OBJECTIVE: Wherever the word "JSON" appears in a line, extract that line.

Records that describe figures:
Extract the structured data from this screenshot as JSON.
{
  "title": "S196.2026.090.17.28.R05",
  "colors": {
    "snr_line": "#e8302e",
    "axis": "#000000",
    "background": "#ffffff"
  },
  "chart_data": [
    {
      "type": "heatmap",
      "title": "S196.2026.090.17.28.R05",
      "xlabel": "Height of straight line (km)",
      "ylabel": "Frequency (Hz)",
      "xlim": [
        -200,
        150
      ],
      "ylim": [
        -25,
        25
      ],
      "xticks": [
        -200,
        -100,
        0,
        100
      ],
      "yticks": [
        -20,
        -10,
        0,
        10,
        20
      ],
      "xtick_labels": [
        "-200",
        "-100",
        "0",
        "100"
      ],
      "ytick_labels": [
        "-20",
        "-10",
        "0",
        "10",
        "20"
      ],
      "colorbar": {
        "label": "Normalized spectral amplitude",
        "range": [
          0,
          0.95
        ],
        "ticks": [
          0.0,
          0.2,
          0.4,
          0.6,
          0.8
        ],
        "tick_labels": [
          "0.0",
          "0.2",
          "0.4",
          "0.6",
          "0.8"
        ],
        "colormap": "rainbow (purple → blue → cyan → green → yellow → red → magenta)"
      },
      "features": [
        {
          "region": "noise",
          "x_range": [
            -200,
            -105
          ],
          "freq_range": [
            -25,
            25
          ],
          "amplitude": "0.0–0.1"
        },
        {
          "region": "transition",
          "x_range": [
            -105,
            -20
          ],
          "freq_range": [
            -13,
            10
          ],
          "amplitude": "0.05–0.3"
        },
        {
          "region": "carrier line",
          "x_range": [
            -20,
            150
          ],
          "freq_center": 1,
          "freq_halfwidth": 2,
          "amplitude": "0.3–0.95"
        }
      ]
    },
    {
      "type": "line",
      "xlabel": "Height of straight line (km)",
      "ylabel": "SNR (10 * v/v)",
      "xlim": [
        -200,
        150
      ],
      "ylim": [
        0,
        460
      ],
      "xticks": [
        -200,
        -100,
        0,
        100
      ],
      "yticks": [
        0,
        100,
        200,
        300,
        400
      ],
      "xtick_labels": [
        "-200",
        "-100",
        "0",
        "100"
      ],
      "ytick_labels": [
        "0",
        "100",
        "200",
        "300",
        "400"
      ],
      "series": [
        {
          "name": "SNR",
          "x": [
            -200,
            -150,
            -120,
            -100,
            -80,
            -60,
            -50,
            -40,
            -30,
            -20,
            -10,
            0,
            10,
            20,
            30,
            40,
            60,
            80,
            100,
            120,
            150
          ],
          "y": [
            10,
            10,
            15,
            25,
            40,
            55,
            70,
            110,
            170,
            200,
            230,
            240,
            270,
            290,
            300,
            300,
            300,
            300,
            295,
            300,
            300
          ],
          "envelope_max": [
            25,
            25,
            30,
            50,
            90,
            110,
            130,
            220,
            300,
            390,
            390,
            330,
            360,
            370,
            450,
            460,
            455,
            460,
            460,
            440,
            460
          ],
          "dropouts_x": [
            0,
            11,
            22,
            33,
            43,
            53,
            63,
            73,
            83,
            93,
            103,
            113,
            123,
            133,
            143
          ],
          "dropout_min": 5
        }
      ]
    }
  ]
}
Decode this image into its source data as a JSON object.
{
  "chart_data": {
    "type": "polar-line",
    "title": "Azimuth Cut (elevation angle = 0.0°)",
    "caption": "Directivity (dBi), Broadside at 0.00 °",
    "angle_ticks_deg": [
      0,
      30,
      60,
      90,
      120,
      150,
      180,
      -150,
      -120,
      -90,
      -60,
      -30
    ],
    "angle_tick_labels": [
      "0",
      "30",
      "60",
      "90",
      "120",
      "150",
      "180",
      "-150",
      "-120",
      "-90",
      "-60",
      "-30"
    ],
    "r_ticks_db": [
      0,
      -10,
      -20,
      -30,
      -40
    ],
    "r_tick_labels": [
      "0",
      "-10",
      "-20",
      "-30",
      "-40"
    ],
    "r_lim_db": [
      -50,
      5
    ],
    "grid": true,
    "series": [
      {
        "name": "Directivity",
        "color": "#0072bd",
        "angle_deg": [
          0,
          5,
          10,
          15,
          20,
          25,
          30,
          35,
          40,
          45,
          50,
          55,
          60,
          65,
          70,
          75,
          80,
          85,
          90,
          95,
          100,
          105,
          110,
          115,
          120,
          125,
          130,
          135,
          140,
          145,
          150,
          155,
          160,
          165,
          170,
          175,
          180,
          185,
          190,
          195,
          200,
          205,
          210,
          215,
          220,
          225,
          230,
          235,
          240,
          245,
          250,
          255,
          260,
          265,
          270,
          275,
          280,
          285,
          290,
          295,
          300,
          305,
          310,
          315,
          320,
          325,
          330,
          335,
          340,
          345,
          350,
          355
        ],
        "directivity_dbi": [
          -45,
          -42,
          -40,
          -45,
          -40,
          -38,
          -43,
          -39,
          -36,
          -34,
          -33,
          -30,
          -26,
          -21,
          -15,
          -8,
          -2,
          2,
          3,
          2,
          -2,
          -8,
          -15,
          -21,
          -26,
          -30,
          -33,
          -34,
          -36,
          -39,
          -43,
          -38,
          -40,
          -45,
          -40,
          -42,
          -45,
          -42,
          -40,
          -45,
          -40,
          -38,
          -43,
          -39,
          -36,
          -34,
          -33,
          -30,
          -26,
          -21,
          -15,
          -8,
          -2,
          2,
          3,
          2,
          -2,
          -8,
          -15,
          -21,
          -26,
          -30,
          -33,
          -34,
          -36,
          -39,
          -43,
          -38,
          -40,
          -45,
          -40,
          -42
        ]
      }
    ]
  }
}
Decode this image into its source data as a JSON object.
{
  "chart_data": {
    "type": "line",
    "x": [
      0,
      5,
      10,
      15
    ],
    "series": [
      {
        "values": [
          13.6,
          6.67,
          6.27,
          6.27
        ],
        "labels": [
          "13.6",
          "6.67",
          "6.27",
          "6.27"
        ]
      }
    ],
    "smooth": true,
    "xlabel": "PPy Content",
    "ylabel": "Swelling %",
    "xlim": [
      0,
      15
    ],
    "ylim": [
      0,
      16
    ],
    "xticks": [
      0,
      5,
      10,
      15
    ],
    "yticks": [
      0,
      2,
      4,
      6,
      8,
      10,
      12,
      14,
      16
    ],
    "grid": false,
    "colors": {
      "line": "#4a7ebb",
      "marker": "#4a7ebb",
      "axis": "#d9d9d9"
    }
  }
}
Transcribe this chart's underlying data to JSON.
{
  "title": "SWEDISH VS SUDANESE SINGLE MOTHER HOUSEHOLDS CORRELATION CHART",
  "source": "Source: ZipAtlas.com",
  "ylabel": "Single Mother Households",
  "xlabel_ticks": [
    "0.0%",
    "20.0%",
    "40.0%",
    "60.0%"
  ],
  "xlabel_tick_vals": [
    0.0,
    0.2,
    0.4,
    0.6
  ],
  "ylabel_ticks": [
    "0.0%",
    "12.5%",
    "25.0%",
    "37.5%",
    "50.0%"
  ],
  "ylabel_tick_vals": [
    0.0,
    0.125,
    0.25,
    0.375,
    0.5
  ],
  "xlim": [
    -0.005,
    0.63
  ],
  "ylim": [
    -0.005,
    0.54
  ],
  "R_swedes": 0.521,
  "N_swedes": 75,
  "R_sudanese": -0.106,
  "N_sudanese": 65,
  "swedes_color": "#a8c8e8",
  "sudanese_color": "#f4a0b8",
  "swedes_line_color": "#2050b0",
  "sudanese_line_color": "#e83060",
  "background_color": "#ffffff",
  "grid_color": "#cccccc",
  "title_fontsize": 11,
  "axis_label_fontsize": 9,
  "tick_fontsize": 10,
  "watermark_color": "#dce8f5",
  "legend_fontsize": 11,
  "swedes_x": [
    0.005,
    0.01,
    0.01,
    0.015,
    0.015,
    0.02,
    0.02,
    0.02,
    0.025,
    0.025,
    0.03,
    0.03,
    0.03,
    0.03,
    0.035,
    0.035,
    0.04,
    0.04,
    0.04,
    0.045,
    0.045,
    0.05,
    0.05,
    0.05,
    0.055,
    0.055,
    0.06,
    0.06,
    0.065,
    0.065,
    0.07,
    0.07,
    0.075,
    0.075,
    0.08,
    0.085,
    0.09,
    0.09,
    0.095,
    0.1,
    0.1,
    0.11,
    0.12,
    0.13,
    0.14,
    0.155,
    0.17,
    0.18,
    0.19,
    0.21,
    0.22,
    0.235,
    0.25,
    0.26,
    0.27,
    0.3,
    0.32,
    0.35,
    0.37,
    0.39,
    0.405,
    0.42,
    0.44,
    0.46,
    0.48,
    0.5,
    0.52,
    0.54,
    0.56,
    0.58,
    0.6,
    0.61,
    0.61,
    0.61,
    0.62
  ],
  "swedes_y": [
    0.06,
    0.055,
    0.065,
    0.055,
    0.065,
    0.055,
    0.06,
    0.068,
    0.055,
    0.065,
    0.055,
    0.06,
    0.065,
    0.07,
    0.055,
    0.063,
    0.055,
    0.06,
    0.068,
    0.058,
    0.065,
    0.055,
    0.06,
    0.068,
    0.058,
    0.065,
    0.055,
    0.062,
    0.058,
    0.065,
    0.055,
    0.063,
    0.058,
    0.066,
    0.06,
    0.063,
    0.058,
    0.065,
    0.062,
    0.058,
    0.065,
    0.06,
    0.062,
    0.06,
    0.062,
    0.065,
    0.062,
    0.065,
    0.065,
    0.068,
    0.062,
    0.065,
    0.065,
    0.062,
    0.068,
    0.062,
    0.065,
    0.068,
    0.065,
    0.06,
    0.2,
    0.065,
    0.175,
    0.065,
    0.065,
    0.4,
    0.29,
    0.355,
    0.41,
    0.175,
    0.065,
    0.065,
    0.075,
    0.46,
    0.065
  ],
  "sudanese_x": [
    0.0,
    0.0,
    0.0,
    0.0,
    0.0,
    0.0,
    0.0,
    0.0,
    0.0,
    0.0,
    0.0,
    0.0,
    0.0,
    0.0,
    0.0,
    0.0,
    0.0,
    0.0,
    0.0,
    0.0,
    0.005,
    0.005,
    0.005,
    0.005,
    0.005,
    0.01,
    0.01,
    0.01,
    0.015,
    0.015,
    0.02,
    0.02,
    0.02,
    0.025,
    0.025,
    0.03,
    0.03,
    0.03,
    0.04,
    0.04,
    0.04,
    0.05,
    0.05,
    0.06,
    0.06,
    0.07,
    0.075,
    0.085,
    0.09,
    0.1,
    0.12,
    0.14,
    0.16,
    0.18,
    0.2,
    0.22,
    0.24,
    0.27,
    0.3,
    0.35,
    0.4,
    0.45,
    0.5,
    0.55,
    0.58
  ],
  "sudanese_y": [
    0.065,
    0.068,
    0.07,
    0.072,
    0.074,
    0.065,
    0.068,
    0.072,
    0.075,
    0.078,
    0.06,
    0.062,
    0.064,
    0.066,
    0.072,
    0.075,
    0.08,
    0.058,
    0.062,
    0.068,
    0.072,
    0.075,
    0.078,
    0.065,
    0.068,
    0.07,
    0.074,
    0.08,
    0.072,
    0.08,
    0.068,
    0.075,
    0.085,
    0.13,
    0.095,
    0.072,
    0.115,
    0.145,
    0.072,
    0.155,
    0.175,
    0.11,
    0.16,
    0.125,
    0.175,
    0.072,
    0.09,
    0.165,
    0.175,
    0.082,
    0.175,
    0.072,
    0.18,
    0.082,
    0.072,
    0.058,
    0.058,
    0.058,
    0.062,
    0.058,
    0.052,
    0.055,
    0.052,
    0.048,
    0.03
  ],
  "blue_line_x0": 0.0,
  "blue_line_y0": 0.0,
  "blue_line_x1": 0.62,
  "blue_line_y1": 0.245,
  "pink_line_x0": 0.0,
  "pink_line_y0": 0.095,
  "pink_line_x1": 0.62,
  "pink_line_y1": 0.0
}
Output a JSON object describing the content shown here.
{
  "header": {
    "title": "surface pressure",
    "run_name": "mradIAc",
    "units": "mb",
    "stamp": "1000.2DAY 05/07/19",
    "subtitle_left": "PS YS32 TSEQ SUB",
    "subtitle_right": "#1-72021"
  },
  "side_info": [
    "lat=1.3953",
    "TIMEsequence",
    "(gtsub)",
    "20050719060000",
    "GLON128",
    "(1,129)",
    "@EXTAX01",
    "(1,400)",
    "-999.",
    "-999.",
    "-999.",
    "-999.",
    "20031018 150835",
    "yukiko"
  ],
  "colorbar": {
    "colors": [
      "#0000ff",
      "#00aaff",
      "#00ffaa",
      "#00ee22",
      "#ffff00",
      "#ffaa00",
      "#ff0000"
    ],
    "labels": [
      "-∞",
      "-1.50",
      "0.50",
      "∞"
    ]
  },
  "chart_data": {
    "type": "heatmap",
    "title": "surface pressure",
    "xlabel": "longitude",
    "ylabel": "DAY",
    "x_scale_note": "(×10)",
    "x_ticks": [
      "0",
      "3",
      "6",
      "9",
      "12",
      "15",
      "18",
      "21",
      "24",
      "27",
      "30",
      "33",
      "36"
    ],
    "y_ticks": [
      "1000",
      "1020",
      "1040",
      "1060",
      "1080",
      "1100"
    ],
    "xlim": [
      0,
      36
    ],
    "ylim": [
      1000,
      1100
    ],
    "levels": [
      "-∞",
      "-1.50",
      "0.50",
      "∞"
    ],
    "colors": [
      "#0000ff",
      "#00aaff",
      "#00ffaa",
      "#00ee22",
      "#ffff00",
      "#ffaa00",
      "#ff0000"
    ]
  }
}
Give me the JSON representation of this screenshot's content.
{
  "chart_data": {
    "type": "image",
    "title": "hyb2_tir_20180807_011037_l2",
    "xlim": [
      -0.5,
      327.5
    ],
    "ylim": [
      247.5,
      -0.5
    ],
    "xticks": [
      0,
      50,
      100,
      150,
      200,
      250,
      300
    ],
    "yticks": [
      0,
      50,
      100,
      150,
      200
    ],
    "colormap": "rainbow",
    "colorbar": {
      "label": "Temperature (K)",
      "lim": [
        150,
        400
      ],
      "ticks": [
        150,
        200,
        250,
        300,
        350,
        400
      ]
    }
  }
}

RESPONSE TO THIS EXERCISE:
Extract the structured data from this screenshot as JSON.
Decode this image into its source data as a JSON object.
Decode this image into its source data as a JSON object.
Transcribe this chart's underlying data to JSON.
Output a JSON object describing the content shown here.
Give me the JSON representation of this screenshot's content.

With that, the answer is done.